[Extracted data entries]
____
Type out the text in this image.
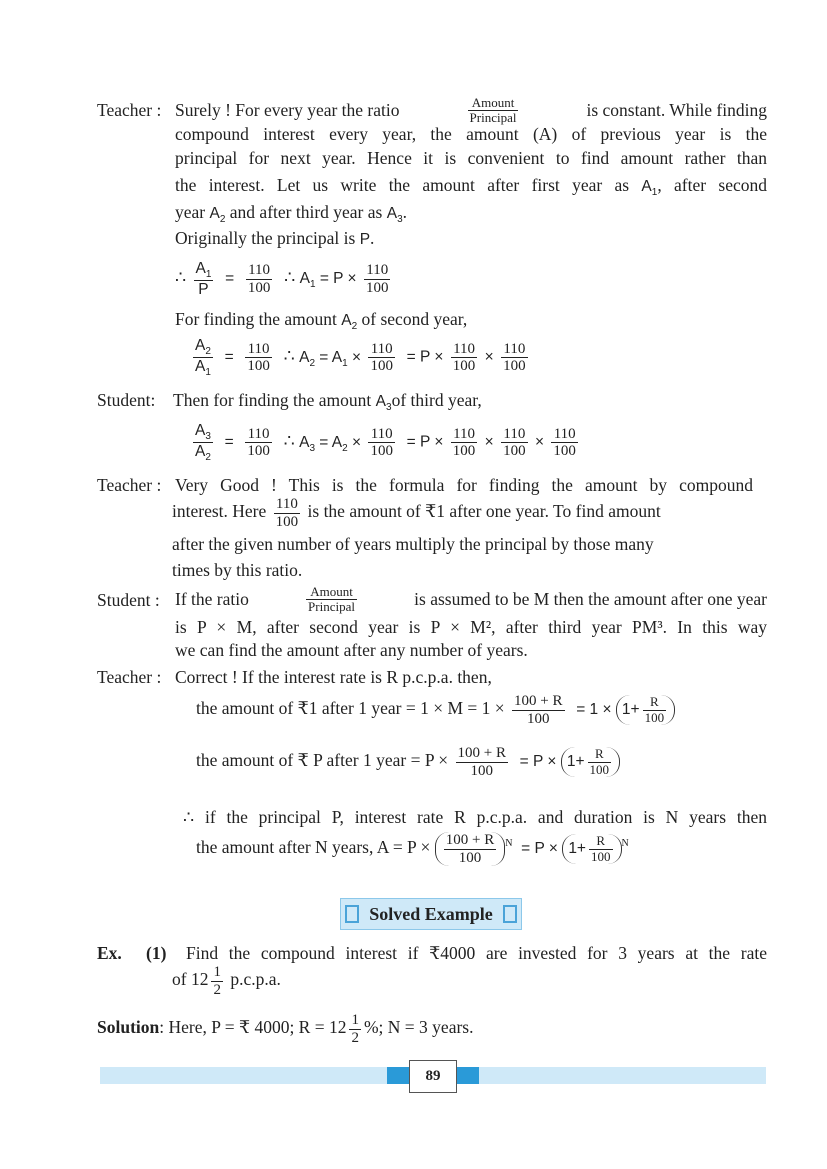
Teacher : Surely ! For every year the ratio	$\frac{\text{Amount}}{\text{Principal}}$	is constant. While finding
compound interest every year, the amount (A) of previous year is the
principal for next year. Hence it is convenient to find amount rather than
the interest. Let us write the amount after first year as $A_1$, after second
year $A_2$ and after third year as $A_3$.
Originally the principal is P.
∴ $\frac{A_1}{P} = \frac{110}{100}$ ∴ $A_1 = P \times \frac{110}{100}$
For finding the amount $A_2$ of second year,
$\frac{A_2}{A_1} = \frac{110}{100}$ ∴ $A_2 = A_1 \times \frac{110}{100} = P \times \frac{110}{100} \times \frac{110}{100}$
Student: Then for finding the amount $A_3of$ third year,
$\frac{A_3}{A_2} = \frac{110}{100}$ ∴ $A_3 = A_2 \times \frac{110}{100} = P \times \frac{110}{100} \times \frac{110}{100} \times \frac{110}{100}$
Teacher : Very Good ! This is the formula for finding the amount by compound
interest. Here $\frac{110}{100}$ is the amount of ₹1 after one year. To find amount
after the given number of years multiply the principal by those many
times by this ratio.
Student : If the ratio	$\frac{\text{Amount}}{\text{Principal}}$	is assumed to be M then the amount after one year
is P × M, after second year is P × M², after third year PM³. In this way
we can find the amount after any number of years.
Teacher : Correct ! If the interest rate is R p.c.p.a. then,
the amount of ₹1 after 1 year = $1 \times M = 1 \times \frac{100 + R}{100} = 1 \times 1+ \frac{R}{100}$
the amount of ₹ P after 1 year = $P \times \frac{100 + R}{100} = P \times 1+ \frac{R}{100}$
∴ if the principal P, interest rate R p.c.p.a. and duration is N years then
the amount after N years, $A = P \times \frac{100 + R}{100} ^N = P \times 1+ \frac{R}{100} ^N$
Solved Example
Ex. (1) Find the compound interest if ₹4000 are invested for 3 years at the rate
of $12 \frac{1}{2} p.c.p.a$.
Solution: Here, P = ₹ 4000; $R = 12 \frac{1}{2}$ %; N = 3 years.
89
____
→ Stated exercise: Copy out every line from the records that has the word "number".

→ Solved problem:
after the given number of years multiply the principal by those many
we can find the amount after any number of years.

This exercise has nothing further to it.